▶ **REQUIREMENTS**:
Check every line of the material below for the string "الغراب", and return the ones that have it.
— BEGIN LISTED ENTRIES —
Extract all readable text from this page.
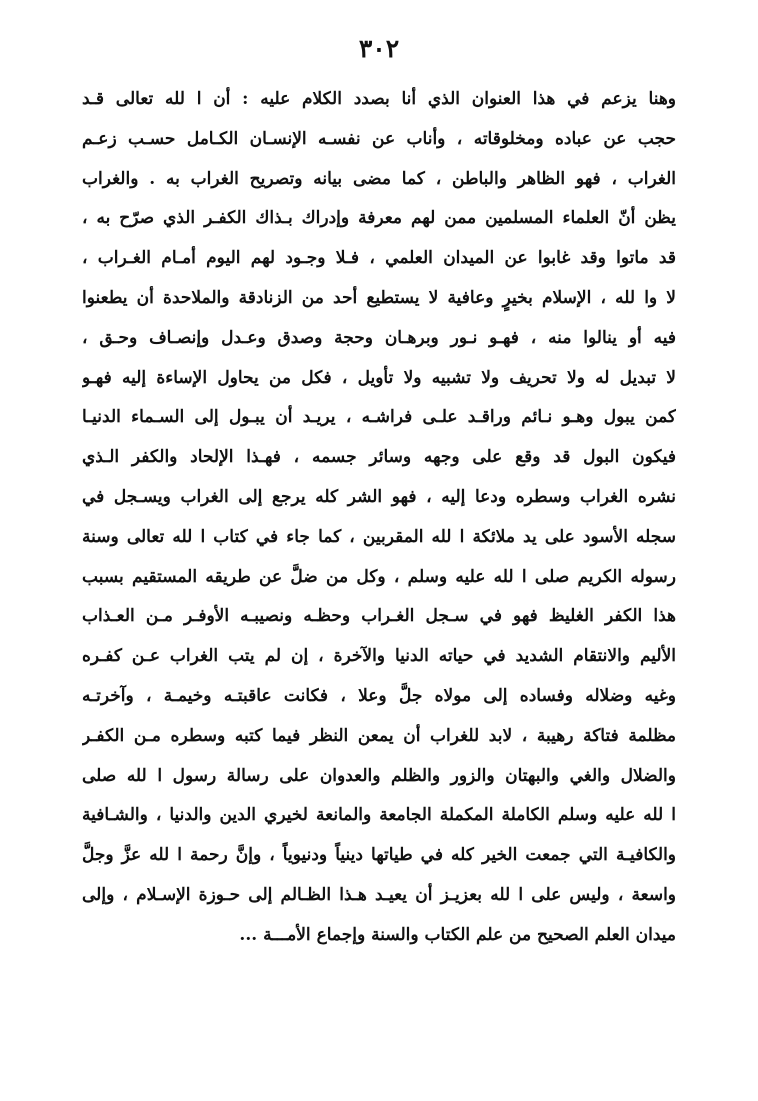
٣٠٢
وهنا يزعم في هذا العنوان الذي أنا بصدد الكلام عليه : أن ا لله تعالى قـد
حجب عن عباده ومخلوقاته ، وأناب عن نفسـه الإنسـان الكـامل حسـب زعـم
الغراب ، فهو الظاهر والباطن ، كما مضى بيانه وتصريح الغراب به . والغراب
يظن أنّ العلماء المسلمين ممن لهم معرفة وإدراك بـذاك الكفـر الذي صرّح به ،
قد ماتوا وقد غابوا عن الميدان العلمي ، فـلا وجـود لهم اليوم أمـام الغـراب ،
لا وا لله ، الإسلام بخيرٍ وعافية لا يستطيع أحد من الزنادقة والملاحدة أن يطعنوا
فيه أو ينالوا منه ، فهـو نـور وبرهـان وحجة وصدق وعـدل وإنصـاف وحـق ،
لا تبديل له ولا تحريف ولا تشبيه ولا تأويل ، فكل من يحاول الإساءة إليه فهـو
كمن يبول وهـو نـائم وراقـد علـى فراشـه ، يريـد أن يبـول إلى السـماء الدنيـا
فيكون البول قد وقع على وجهه وسائر جسمه ، فهـذا الإلحاد والكفر الـذي
نشره الغراب وسطره ودعا إليه ، فهو الشر كله يرجع إلى الغراب ويسـجل في
سجله الأسود على يد ملائكة ا لله المقربين ، كما جاء في كتاب ا لله تعالى وسنة
رسوله الكريم صلى ا لله عليه وسلم ، وكل من ضلَّ عن طريقه المستقيم بسبب
هذا الكفر الغليظ فهو في سـجل الغـراب وحظـه ونصيبـه الأوفـر مـن العـذاب
الأليم والانتقام الشديد في حياته الدنيا والآخرة ، إن لم يتب الغراب عـن كفـره
وغيه وضلاله وفساده إلى مولاه جلَّ وعلا ، فكانت عاقبتـه وخيمـة ، وآخرتـه
مظلمة فتاكة رهيبة ، لابد للغراب أن يمعن النظر فيما كتبه وسطره مـن الكفـر
والضلال والغي والبهتان والزور والظلم والعدوان على رسالة رسول ا لله صلى
ا لله عليه وسلم الكاملة المكملة الجامعة والمانعة لخيري الدين والدنيا ، والشـافية
والكافيـة التي جمعت الخير كله في طياتها دينياً ودنيوياً ، وإنَّ رحمة ا لله عزَّ وجلَّ
واسعة ، وليس على ا لله بعزيـز أن يعيـد هـذا الظـالم إلى حـوزة الإسـلام ، وإلى
ميدان العلم الصحيح من علم الكتاب والسنة وإجماع الأمـــة ...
— END LISTED ENTRIES —
▶ **ANSWER FOR THE TASK**:
الغراب ، فهو الظاهر والباطن ، كما مضى بيانه وتصريح الغراب به . والغراب
نشره الغراب وسطره ودعا إليه ، فهو الشر كله يرجع إلى الغراب ويسـجل في
الأليم والانتقام الشديد في حياته الدنيا والآخرة ، إن لم يتب الغراب عـن كفـره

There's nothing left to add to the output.